Record excerpts
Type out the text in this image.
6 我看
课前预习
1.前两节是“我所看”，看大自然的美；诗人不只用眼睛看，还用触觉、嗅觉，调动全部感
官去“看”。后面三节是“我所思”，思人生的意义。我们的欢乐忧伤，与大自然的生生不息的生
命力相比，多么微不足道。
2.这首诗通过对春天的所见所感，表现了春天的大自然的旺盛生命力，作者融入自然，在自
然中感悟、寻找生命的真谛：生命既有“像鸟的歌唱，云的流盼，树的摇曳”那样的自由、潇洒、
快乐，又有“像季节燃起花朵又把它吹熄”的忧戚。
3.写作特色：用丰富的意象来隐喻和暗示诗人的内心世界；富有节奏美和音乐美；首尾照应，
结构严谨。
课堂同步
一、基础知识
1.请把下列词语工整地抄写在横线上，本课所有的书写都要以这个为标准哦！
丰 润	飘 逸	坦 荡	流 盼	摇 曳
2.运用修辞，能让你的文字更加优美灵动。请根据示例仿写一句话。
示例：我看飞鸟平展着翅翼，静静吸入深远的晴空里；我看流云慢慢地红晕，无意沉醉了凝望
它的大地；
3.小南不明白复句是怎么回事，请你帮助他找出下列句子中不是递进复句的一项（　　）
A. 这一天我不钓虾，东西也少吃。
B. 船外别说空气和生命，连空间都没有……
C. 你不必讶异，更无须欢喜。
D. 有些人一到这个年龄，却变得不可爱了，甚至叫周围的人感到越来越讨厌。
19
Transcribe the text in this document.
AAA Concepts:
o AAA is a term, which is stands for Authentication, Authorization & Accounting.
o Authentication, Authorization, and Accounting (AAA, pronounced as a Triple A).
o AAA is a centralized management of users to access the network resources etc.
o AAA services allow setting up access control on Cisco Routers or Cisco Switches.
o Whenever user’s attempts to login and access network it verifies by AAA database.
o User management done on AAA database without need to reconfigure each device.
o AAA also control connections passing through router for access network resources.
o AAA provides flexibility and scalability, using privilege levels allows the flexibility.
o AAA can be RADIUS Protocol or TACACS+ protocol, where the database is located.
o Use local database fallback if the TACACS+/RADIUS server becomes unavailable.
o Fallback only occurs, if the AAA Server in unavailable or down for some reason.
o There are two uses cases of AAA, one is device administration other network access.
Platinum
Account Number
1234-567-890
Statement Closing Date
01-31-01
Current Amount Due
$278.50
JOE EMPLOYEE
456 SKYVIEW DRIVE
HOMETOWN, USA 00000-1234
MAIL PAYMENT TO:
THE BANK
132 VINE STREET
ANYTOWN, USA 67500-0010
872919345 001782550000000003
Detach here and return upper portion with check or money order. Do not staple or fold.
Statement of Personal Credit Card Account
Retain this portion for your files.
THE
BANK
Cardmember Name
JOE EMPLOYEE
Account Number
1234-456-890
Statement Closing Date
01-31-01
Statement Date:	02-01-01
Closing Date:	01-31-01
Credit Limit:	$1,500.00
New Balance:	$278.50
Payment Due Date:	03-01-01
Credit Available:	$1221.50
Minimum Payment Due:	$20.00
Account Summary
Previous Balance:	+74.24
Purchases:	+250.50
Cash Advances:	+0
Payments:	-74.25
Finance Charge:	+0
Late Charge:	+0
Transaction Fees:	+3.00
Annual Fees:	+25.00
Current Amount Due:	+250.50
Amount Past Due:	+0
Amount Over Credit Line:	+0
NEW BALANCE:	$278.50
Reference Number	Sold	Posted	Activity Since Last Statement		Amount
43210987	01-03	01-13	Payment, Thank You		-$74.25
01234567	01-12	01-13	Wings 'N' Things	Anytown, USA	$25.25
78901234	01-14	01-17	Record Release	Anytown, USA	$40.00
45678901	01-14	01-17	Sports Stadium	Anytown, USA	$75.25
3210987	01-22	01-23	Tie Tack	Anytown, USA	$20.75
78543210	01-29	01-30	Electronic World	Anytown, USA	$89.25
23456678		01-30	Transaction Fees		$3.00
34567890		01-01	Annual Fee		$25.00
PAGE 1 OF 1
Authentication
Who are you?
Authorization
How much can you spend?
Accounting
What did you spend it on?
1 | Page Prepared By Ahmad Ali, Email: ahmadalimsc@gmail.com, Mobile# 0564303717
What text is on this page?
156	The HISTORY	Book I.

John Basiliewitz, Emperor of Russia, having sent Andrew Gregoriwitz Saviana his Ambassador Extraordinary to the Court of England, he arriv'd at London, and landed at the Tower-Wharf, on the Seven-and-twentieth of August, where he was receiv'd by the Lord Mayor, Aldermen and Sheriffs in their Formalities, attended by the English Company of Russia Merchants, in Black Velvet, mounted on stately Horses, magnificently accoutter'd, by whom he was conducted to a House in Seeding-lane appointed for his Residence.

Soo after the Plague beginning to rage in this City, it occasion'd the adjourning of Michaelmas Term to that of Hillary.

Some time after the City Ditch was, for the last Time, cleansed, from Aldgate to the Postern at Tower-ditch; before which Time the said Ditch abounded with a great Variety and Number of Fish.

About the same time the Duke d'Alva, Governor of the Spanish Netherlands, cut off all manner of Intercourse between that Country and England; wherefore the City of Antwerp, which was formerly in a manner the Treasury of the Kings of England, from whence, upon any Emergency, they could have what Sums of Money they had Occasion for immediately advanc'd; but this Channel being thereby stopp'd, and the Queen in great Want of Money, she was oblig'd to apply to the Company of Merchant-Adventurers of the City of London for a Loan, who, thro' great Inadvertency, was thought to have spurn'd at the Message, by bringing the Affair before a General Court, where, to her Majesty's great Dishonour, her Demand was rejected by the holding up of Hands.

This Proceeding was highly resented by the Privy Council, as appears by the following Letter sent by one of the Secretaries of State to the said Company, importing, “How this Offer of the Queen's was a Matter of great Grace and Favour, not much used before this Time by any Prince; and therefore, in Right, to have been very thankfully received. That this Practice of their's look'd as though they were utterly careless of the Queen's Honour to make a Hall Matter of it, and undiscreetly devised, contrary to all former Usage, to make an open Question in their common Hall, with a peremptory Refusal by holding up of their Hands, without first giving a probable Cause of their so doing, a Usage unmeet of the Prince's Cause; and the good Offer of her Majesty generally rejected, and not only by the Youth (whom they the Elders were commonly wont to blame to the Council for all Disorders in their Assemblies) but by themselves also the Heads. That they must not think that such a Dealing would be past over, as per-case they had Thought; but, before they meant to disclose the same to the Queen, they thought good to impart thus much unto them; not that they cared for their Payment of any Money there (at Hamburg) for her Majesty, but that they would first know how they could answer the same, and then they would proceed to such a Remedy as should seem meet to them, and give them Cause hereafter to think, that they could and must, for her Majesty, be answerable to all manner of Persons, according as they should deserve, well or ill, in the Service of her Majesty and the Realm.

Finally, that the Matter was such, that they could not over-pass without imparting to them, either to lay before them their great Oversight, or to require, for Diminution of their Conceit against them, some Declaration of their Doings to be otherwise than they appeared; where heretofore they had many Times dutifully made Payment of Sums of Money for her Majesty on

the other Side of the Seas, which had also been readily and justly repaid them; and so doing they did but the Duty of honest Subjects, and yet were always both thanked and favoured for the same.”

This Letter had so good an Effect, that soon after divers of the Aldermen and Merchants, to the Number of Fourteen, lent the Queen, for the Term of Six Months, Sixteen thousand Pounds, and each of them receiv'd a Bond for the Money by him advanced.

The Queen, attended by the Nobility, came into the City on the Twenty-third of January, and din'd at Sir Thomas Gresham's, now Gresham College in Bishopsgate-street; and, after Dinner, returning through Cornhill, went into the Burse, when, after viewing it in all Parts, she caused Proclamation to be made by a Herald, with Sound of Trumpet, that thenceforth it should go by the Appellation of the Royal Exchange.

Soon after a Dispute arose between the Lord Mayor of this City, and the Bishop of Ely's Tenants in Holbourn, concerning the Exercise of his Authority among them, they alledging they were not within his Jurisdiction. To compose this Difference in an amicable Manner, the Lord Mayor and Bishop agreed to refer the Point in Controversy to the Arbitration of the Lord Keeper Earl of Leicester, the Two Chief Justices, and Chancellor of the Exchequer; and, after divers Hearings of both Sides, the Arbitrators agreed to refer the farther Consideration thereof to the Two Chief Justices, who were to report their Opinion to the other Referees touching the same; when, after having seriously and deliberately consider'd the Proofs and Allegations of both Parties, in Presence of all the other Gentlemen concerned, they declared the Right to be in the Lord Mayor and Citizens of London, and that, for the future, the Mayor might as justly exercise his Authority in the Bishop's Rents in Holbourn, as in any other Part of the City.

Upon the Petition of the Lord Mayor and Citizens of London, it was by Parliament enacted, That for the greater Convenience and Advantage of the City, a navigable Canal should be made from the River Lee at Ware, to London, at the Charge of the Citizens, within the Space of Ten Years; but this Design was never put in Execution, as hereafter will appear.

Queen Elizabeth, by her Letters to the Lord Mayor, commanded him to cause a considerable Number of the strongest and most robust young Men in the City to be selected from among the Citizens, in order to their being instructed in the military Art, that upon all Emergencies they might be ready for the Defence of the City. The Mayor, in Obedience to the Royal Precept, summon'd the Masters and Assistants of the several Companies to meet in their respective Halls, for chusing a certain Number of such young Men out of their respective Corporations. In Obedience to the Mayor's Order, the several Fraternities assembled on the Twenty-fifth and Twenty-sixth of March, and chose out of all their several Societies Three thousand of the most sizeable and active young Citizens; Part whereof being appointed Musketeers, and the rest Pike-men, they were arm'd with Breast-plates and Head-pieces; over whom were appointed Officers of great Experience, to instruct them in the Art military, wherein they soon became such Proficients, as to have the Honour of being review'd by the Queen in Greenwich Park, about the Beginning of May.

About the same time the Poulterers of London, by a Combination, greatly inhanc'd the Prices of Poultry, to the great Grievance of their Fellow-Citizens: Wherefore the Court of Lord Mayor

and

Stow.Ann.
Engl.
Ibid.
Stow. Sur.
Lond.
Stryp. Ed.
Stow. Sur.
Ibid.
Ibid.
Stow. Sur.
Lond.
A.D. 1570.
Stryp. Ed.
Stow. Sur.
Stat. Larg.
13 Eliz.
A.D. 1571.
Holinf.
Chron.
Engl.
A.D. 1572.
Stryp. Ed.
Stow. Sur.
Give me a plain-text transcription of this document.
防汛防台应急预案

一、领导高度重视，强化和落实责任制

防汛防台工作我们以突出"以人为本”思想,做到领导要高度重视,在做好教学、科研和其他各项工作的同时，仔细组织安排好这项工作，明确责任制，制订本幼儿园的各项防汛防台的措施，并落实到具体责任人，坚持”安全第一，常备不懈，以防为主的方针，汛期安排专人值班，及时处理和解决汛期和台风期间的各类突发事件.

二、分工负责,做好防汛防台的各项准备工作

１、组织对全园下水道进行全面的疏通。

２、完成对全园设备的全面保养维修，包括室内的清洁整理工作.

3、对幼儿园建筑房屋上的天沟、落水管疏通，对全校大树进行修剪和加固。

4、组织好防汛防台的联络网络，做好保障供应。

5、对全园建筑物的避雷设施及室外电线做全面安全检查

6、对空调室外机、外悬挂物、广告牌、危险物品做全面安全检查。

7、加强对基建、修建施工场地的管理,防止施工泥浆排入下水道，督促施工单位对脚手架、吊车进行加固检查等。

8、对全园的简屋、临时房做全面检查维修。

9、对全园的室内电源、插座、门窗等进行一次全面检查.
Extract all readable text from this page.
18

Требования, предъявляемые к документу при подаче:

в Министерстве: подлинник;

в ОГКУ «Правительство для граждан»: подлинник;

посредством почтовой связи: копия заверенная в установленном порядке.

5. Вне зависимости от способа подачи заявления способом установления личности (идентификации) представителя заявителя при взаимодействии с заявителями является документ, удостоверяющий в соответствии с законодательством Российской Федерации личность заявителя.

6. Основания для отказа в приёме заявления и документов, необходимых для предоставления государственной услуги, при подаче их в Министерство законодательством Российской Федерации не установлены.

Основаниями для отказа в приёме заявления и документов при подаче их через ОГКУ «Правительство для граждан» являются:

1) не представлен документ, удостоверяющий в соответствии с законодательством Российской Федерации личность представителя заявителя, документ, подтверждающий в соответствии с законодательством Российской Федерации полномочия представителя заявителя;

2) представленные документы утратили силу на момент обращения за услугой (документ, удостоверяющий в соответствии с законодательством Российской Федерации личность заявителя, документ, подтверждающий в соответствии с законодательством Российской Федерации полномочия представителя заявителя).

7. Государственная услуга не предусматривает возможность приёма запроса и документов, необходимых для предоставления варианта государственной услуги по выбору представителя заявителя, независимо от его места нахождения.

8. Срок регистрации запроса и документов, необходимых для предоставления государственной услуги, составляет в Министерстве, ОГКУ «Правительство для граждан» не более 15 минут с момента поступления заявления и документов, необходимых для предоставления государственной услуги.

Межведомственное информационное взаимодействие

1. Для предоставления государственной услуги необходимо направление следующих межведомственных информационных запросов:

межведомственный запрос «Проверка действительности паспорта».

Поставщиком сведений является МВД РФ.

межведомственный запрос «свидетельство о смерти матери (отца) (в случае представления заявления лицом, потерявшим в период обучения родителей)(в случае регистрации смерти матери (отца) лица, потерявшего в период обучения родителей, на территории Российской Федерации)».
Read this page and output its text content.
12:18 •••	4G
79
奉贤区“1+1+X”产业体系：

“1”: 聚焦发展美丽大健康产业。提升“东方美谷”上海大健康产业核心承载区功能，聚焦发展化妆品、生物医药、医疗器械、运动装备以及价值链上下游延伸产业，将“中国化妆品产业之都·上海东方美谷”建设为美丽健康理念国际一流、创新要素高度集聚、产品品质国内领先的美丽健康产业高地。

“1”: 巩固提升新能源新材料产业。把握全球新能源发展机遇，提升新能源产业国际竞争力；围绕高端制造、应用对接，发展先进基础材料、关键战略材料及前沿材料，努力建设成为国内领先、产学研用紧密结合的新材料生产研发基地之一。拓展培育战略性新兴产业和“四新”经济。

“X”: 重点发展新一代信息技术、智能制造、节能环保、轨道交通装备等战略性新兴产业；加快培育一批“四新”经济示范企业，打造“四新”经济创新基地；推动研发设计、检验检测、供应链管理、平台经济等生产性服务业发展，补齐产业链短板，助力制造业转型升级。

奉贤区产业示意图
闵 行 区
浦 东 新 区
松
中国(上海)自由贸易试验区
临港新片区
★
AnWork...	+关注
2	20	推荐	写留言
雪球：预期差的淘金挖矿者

Do this
Each line of the material that holds the string "Merchants" counts once; give the total alone.

Exercise result
2